WHAT IS BEING ASKED =>
Without the pictures, copy all the entries below exactly.

MATERIAL FOR THIS TASK =>
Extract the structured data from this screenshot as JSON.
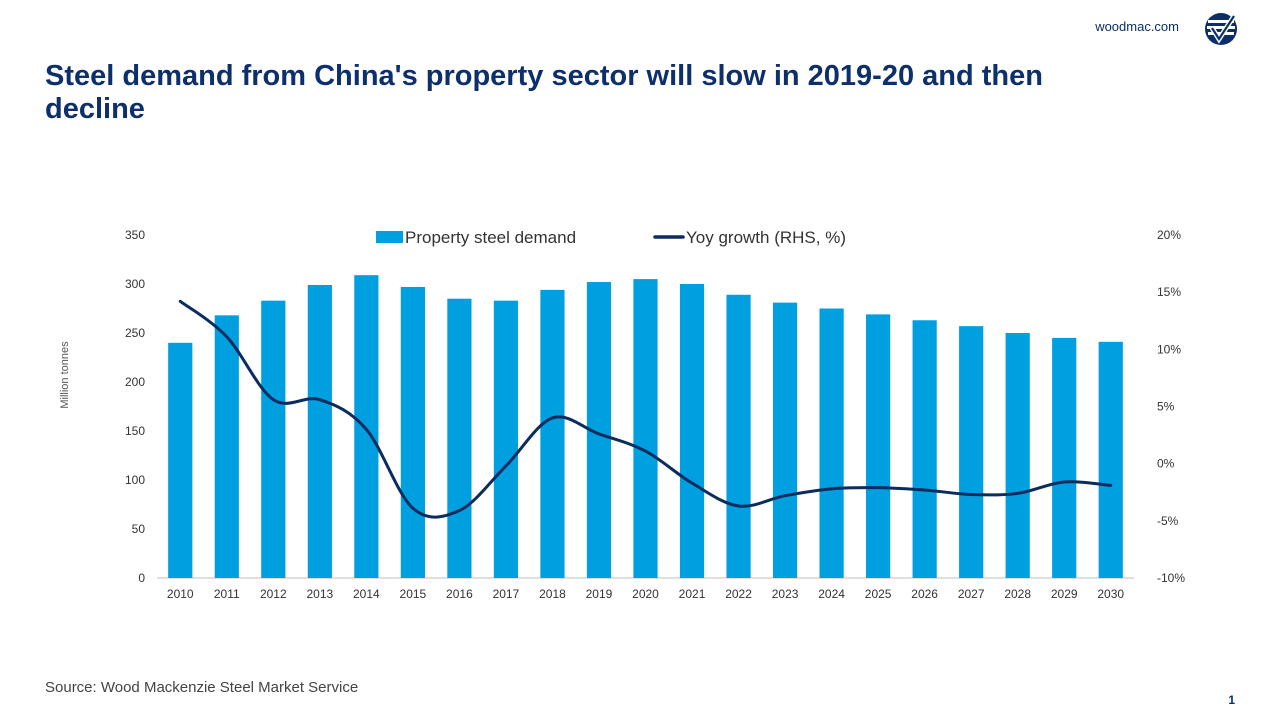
{
  "header": {
    "site_url": "woodmac.com",
    "logo_icon": "woodmac-logo-icon"
  },
  "title": "Steel demand from China's property sector will slow in 2019-20 and then decline",
  "footer": {
    "source": "Source: Wood Mackenzie Steel Market Service",
    "page_number": "1"
  },
  "colors": {
    "bar": "#009fdf",
    "line": "#0b2c5e",
    "title": "#0d2f6c",
    "axis_text": "#333333"
  },
  "chart_data": {
    "type": "bar",
    "categories": [
      "2010",
      "2011",
      "2012",
      "2013",
      "2014",
      "2015",
      "2016",
      "2017",
      "2018",
      "2019",
      "2020",
      "2021",
      "2022",
      "2023",
      "2024",
      "2025",
      "2026",
      "2027",
      "2028",
      "2029",
      "2030"
    ],
    "series": [
      {
        "name": "Property steel demand",
        "type": "bar",
        "axis": "left",
        "values": [
          240,
          268,
          283,
          299,
          309,
          297,
          285,
          283,
          294,
          302,
          305,
          300,
          289,
          281,
          275,
          269,
          263,
          257,
          250,
          245,
          241
        ]
      },
      {
        "name": "Yoy growth (RHS, %)",
        "type": "line",
        "axis": "right",
        "values": [
          14.2,
          11.1,
          5.6,
          5.6,
          3.0,
          -3.9,
          -4.1,
          -0.2,
          4.0,
          2.6,
          1.1,
          -1.7,
          -3.7,
          -2.8,
          -2.2,
          -2.1,
          -2.3,
          -2.7,
          -2.6,
          -1.6,
          -1.9
        ]
      }
    ],
    "ylabel": "Million tonnes",
    "ylim": [
      0,
      350
    ],
    "yticks": [
      "0",
      "50",
      "100",
      "150",
      "200",
      "250",
      "300",
      "350"
    ],
    "y2lim": [
      -10,
      20
    ],
    "y2ticks": [
      "-10%",
      "-5%",
      "0%",
      "5%",
      "10%",
      "15%",
      "20%"
    ],
    "legend": "top-center",
    "grid": false
  }
}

EXERCISE SOLUTION =>
Extract the structured data from this screenshot as JSON.
{
  "header": {
    "site_url": "woodmac.com",
    "logo_icon": "woodmac-logo-icon"
  },
  "title": "Steel demand from China's property sector will slow in 2019-20 and then decline",
  "footer": {
    "source": "Source: Wood Mackenzie Steel Market Service",
    "page_number": "1"
  },
  "colors": {
    "bar": "#009fdf",
    "line": "#0b2c5e",
    "title": "#0d2f6c",
    "axis_text": "#333333"
  },
  "chart_data": {
    "type": "bar",
    "categories": [
      "2010",
      "2011",
      "2012",
      "2013",
      "2014",
      "2015",
      "2016",
      "2017",
      "2018",
      "2019",
      "2020",
      "2021",
      "2022",
      "2023",
      "2024",
      "2025",
      "2026",
      "2027",
      "2028",
      "2029",
      "2030"
    ],
    "series": [
      {
        "name": "Property steel demand",
        "type": "bar",
        "axis": "left",
        "values": [
          240,
          268,
          283,
          299,
          309,
          297,
          285,
          283,
          294,
          302,
          305,
          300,
          289,
          281,
          275,
          269,
          263,
          257,
          250,
          245,
          241
        ]
      },
      {
        "name": "Yoy growth (RHS, %)",
        "type": "line",
        "axis": "right",
        "values": [
          14.2,
          11.1,
          5.6,
          5.6,
          3.0,
          -3.9,
          -4.1,
          -0.2,
          4.0,
          2.6,
          1.1,
          -1.7,
          -3.7,
          -2.8,
          -2.2,
          -2.1,
          -2.3,
          -2.7,
          -2.6,
          -1.6,
          -1.9
        ]
      }
    ],
    "ylabel": "Million tonnes",
    "ylim": [
      0,
      350
    ],
    "yticks": [
      "0",
      "50",
      "100",
      "150",
      "200",
      "250",
      "300",
      "350"
    ],
    "y2lim": [
      -10,
      20
    ],
    "y2ticks": [
      "-10%",
      "-5%",
      "0%",
      "5%",
      "10%",
      "15%",
      "20%"
    ],
    "legend": "top-center",
    "grid": false
  }
}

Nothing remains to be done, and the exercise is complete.